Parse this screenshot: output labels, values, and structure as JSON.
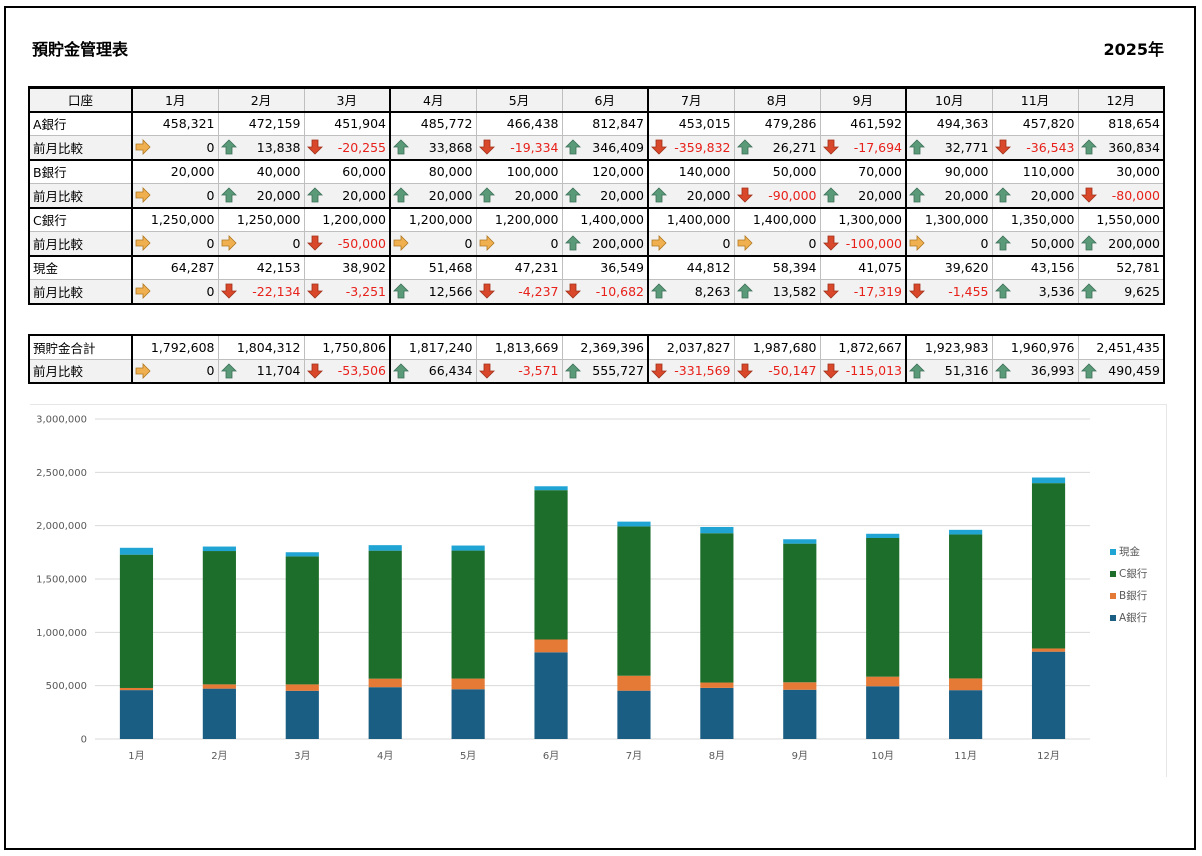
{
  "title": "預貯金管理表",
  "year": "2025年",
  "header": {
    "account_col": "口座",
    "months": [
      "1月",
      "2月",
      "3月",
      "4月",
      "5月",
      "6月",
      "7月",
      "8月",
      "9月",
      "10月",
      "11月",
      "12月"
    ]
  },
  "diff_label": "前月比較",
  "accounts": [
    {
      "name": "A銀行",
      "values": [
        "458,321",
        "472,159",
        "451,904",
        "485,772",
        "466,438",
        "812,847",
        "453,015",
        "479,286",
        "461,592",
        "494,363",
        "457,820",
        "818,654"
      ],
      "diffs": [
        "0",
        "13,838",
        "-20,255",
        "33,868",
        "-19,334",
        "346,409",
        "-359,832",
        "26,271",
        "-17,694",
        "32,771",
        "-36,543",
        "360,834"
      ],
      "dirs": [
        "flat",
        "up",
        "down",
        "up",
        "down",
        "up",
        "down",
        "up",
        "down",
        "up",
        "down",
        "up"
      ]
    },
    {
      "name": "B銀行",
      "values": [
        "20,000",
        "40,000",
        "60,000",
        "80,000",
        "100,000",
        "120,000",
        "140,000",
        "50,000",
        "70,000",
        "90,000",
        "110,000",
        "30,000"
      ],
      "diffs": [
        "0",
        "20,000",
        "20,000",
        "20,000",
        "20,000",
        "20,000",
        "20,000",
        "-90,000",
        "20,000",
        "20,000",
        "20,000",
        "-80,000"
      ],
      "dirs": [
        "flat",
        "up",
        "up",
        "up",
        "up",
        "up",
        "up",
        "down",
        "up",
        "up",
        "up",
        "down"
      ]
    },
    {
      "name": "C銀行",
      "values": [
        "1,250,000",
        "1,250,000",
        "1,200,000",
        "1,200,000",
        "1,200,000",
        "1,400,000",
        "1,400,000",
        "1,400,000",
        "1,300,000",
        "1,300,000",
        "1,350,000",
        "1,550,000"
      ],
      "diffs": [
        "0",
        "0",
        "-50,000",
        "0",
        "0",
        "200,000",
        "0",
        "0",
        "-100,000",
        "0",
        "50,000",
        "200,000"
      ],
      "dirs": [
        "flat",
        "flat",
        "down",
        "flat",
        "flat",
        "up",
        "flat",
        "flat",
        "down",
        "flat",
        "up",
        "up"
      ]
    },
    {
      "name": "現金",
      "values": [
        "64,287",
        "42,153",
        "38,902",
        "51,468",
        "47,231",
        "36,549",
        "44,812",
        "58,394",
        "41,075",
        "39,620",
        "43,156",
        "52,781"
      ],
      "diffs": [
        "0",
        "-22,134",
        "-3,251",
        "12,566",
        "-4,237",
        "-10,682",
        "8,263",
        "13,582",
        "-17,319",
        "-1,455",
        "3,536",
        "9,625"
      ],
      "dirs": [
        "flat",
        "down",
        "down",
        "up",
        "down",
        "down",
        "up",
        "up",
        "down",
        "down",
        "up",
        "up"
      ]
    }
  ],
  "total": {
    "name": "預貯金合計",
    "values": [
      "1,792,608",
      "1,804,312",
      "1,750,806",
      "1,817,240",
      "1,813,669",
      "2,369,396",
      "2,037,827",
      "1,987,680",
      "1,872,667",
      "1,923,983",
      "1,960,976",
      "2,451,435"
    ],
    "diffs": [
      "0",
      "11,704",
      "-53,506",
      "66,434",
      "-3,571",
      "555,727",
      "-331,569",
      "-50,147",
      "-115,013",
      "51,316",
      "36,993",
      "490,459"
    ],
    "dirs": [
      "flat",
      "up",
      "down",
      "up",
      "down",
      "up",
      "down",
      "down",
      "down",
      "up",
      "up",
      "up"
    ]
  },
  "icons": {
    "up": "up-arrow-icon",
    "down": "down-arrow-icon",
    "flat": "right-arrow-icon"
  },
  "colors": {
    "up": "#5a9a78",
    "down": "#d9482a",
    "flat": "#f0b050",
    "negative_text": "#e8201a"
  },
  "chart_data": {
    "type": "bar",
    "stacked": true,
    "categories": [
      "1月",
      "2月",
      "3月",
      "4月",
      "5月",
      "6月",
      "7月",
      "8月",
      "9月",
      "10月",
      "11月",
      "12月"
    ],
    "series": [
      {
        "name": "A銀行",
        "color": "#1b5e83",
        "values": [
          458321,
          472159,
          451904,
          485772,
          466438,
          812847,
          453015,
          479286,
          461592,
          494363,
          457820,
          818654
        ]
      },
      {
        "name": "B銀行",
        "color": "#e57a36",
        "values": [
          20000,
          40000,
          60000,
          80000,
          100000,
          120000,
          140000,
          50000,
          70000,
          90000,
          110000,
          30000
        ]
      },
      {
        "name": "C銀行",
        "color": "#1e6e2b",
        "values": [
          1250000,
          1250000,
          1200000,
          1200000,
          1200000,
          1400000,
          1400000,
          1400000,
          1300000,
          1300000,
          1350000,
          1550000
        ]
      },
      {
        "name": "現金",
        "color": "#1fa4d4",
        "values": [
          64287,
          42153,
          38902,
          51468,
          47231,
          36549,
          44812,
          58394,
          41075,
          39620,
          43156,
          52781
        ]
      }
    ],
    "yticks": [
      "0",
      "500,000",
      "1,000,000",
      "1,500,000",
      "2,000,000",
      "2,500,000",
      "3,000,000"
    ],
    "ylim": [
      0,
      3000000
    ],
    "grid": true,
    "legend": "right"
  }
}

[What is expected] Reproduce every line of the material precisely, omitting its pictures.

[The reply]
Parse this screenshot: output labels, values, and structure as JSON.
{
  "title": "預貯金管理表",
  "year": "2025年",
  "header": {
    "account_col": "口座",
    "months": [
      "1月",
      "2月",
      "3月",
      "4月",
      "5月",
      "6月",
      "7月",
      "8月",
      "9月",
      "10月",
      "11月",
      "12月"
    ]
  },
  "diff_label": "前月比較",
  "accounts": [
    {
      "name": "A銀行",
      "values": [
        "458,321",
        "472,159",
        "451,904",
        "485,772",
        "466,438",
        "812,847",
        "453,015",
        "479,286",
        "461,592",
        "494,363",
        "457,820",
        "818,654"
      ],
      "diffs": [
        "0",
        "13,838",
        "-20,255",
        "33,868",
        "-19,334",
        "346,409",
        "-359,832",
        "26,271",
        "-17,694",
        "32,771",
        "-36,543",
        "360,834"
      ],
      "dirs": [
        "flat",
        "up",
        "down",
        "up",
        "down",
        "up",
        "down",
        "up",
        "down",
        "up",
        "down",
        "up"
      ]
    },
    {
      "name": "B銀行",
      "values": [
        "20,000",
        "40,000",
        "60,000",
        "80,000",
        "100,000",
        "120,000",
        "140,000",
        "50,000",
        "70,000",
        "90,000",
        "110,000",
        "30,000"
      ],
      "diffs": [
        "0",
        "20,000",
        "20,000",
        "20,000",
        "20,000",
        "20,000",
        "20,000",
        "-90,000",
        "20,000",
        "20,000",
        "20,000",
        "-80,000"
      ],
      "dirs": [
        "flat",
        "up",
        "up",
        "up",
        "up",
        "up",
        "up",
        "down",
        "up",
        "up",
        "up",
        "down"
      ]
    },
    {
      "name": "C銀行",
      "values": [
        "1,250,000",
        "1,250,000",
        "1,200,000",
        "1,200,000",
        "1,200,000",
        "1,400,000",
        "1,400,000",
        "1,400,000",
        "1,300,000",
        "1,300,000",
        "1,350,000",
        "1,550,000"
      ],
      "diffs": [
        "0",
        "0",
        "-50,000",
        "0",
        "0",
        "200,000",
        "0",
        "0",
        "-100,000",
        "0",
        "50,000",
        "200,000"
      ],
      "dirs": [
        "flat",
        "flat",
        "down",
        "flat",
        "flat",
        "up",
        "flat",
        "flat",
        "down",
        "flat",
        "up",
        "up"
      ]
    },
    {
      "name": "現金",
      "values": [
        "64,287",
        "42,153",
        "38,902",
        "51,468",
        "47,231",
        "36,549",
        "44,812",
        "58,394",
        "41,075",
        "39,620",
        "43,156",
        "52,781"
      ],
      "diffs": [
        "0",
        "-22,134",
        "-3,251",
        "12,566",
        "-4,237",
        "-10,682",
        "8,263",
        "13,582",
        "-17,319",
        "-1,455",
        "3,536",
        "9,625"
      ],
      "dirs": [
        "flat",
        "down",
        "down",
        "up",
        "down",
        "down",
        "up",
        "up",
        "down",
        "down",
        "up",
        "up"
      ]
    }
  ],
  "total": {
    "name": "預貯金合計",
    "values": [
      "1,792,608",
      "1,804,312",
      "1,750,806",
      "1,817,240",
      "1,813,669",
      "2,369,396",
      "2,037,827",
      "1,987,680",
      "1,872,667",
      "1,923,983",
      "1,960,976",
      "2,451,435"
    ],
    "diffs": [
      "0",
      "11,704",
      "-53,506",
      "66,434",
      "-3,571",
      "555,727",
      "-331,569",
      "-50,147",
      "-115,013",
      "51,316",
      "36,993",
      "490,459"
    ],
    "dirs": [
      "flat",
      "up",
      "down",
      "up",
      "down",
      "up",
      "down",
      "down",
      "down",
      "up",
      "up",
      "up"
    ]
  },
  "icons": {
    "up": "up-arrow-icon",
    "down": "down-arrow-icon",
    "flat": "right-arrow-icon"
  },
  "colors": {
    "up": "#5a9a78",
    "down": "#d9482a",
    "flat": "#f0b050",
    "negative_text": "#e8201a"
  },
  "chart_data": {
    "type": "bar",
    "stacked": true,
    "categories": [
      "1月",
      "2月",
      "3月",
      "4月",
      "5月",
      "6月",
      "7月",
      "8月",
      "9月",
      "10月",
      "11月",
      "12月"
    ],
    "series": [
      {
        "name": "A銀行",
        "color": "#1b5e83",
        "values": [
          458321,
          472159,
          451904,
          485772,
          466438,
          812847,
          453015,
          479286,
          461592,
          494363,
          457820,
          818654
        ]
      },
      {
        "name": "B銀行",
        "color": "#e57a36",
        "values": [
          20000,
          40000,
          60000,
          80000,
          100000,
          120000,
          140000,
          50000,
          70000,
          90000,
          110000,
          30000
        ]
      },
      {
        "name": "C銀行",
        "color": "#1e6e2b",
        "values": [
          1250000,
          1250000,
          1200000,
          1200000,
          1200000,
          1400000,
          1400000,
          1400000,
          1300000,
          1300000,
          1350000,
          1550000
        ]
      },
      {
        "name": "現金",
        "color": "#1fa4d4",
        "values": [
          64287,
          42153,
          38902,
          51468,
          47231,
          36549,
          44812,
          58394,
          41075,
          39620,
          43156,
          52781
        ]
      }
    ],
    "yticks": [
      "0",
      "500,000",
      "1,000,000",
      "1,500,000",
      "2,000,000",
      "2,500,000",
      "3,000,000"
    ],
    "ylim": [
      0,
      3000000
    ],
    "grid": true,
    "legend": "right"
  }
}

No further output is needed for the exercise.